● Task details: Return every record verbatim.
### Dataset extract ###
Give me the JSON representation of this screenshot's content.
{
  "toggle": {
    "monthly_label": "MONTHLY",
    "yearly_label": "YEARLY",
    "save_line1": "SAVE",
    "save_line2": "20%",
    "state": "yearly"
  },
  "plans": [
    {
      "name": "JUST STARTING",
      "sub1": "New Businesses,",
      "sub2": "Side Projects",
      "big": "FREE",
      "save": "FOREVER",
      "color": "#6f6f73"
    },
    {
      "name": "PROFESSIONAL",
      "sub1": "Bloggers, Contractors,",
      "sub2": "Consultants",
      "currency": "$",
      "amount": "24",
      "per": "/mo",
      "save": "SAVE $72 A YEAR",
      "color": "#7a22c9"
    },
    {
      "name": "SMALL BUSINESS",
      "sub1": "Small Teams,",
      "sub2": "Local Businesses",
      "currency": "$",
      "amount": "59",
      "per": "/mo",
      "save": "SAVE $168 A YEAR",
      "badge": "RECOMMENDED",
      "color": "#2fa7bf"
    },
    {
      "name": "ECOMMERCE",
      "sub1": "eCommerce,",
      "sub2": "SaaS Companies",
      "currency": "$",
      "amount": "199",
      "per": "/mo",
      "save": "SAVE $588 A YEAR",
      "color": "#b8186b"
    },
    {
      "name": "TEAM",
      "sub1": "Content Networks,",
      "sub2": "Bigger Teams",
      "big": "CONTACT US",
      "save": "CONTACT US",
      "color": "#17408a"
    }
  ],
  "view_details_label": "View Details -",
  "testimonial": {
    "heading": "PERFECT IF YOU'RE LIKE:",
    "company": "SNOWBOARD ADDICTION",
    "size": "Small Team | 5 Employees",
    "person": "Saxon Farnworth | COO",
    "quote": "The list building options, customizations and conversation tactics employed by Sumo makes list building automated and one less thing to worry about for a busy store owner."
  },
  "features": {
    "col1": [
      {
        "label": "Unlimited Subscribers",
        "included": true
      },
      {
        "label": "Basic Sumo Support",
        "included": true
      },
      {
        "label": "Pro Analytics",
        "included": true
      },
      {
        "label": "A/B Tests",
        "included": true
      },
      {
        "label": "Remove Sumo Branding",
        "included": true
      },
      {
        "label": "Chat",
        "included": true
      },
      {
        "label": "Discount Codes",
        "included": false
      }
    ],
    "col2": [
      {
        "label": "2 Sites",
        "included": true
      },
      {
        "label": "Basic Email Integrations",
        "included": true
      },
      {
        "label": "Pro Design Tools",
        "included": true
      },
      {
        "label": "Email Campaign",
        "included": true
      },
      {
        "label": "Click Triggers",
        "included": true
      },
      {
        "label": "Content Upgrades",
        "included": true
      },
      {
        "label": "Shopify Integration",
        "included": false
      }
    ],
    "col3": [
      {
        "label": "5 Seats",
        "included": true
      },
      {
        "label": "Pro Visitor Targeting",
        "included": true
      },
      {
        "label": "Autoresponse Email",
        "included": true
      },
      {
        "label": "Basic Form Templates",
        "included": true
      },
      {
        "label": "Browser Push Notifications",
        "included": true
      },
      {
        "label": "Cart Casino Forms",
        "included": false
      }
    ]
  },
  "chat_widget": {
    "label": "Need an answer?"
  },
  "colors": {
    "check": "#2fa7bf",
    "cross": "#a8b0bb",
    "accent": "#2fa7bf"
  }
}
###
● The reply:
Give me the JSON representation of this screenshot's content.
{
  "toggle": {
    "monthly_label": "MONTHLY",
    "yearly_label": "YEARLY",
    "save_line1": "SAVE",
    "save_line2": "20%",
    "state": "yearly"
  },
  "plans": [
    {
      "name": "JUST STARTING",
      "sub1": "New Businesses,",
      "sub2": "Side Projects",
      "big": "FREE",
      "save": "FOREVER",
      "color": "#6f6f73"
    },
    {
      "name": "PROFESSIONAL",
      "sub1": "Bloggers, Contractors,",
      "sub2": "Consultants",
      "currency": "$",
      "amount": "24",
      "per": "/mo",
      "save": "SAVE $72 A YEAR",
      "color": "#7a22c9"
    },
    {
      "name": "SMALL BUSINESS",
      "sub1": "Small Teams,",
      "sub2": "Local Businesses",
      "currency": "$",
      "amount": "59",
      "per": "/mo",
      "save": "SAVE $168 A YEAR",
      "badge": "RECOMMENDED",
      "color": "#2fa7bf"
    },
    {
      "name": "ECOMMERCE",
      "sub1": "eCommerce,",
      "sub2": "SaaS Companies",
      "currency": "$",
      "amount": "199",
      "per": "/mo",
      "save": "SAVE $588 A YEAR",
      "color": "#b8186b"
    },
    {
      "name": "TEAM",
      "sub1": "Content Networks,",
      "sub2": "Bigger Teams",
      "big": "CONTACT US",
      "save": "CONTACT US",
      "color": "#17408a"
    }
  ],
  "view_details_label": "View Details -",
  "testimonial": {
    "heading": "PERFECT IF YOU'RE LIKE:",
    "company": "SNOWBOARD ADDICTION",
    "size": "Small Team | 5 Employees",
    "person": "Saxon Farnworth | COO",
    "quote": "The list building options, customizations and conversation tactics employed by Sumo makes list building automated and one less thing to worry about for a busy store owner."
  },
  "features": {
    "col1": [
      {
        "label": "Unlimited Subscribers",
        "included": true
      },
      {
        "label": "Basic Sumo Support",
        "included": true
      },
      {
        "label": "Pro Analytics",
        "included": true
      },
      {
        "label": "A/B Tests",
        "included": true
      },
      {
        "label": "Remove Sumo Branding",
        "included": true
      },
      {
        "label": "Chat",
        "included": true
      },
      {
        "label": "Discount Codes",
        "included": false
      }
    ],
    "col2": [
      {
        "label": "2 Sites",
        "included": true
      },
      {
        "label": "Basic Email Integrations",
        "included": true
      },
      {
        "label": "Pro Design Tools",
        "included": true
      },
      {
        "label": "Email Campaign",
        "included": true
      },
      {
        "label": "Click Triggers",
        "included": true
      },
      {
        "label": "Content Upgrades",
        "included": true
      },
      {
        "label": "Shopify Integration",
        "included": false
      }
    ],
    "col3": [
      {
        "label": "5 Seats",
        "included": true
      },
      {
        "label": "Pro Visitor Targeting",
        "included": true
      },
      {
        "label": "Autoresponse Email",
        "included": true
      },
      {
        "label": "Basic Form Templates",
        "included": true
      },
      {
        "label": "Browser Push Notifications",
        "included": true
      },
      {
        "label": "Cart Casino Forms",
        "included": false
      }
    ]
  },
  "chat_widget": {
    "label": "Need an answer?"
  },
  "colors": {
    "check": "#2fa7bf",
    "cross": "#a8b0bb",
    "accent": "#2fa7bf"
  }
}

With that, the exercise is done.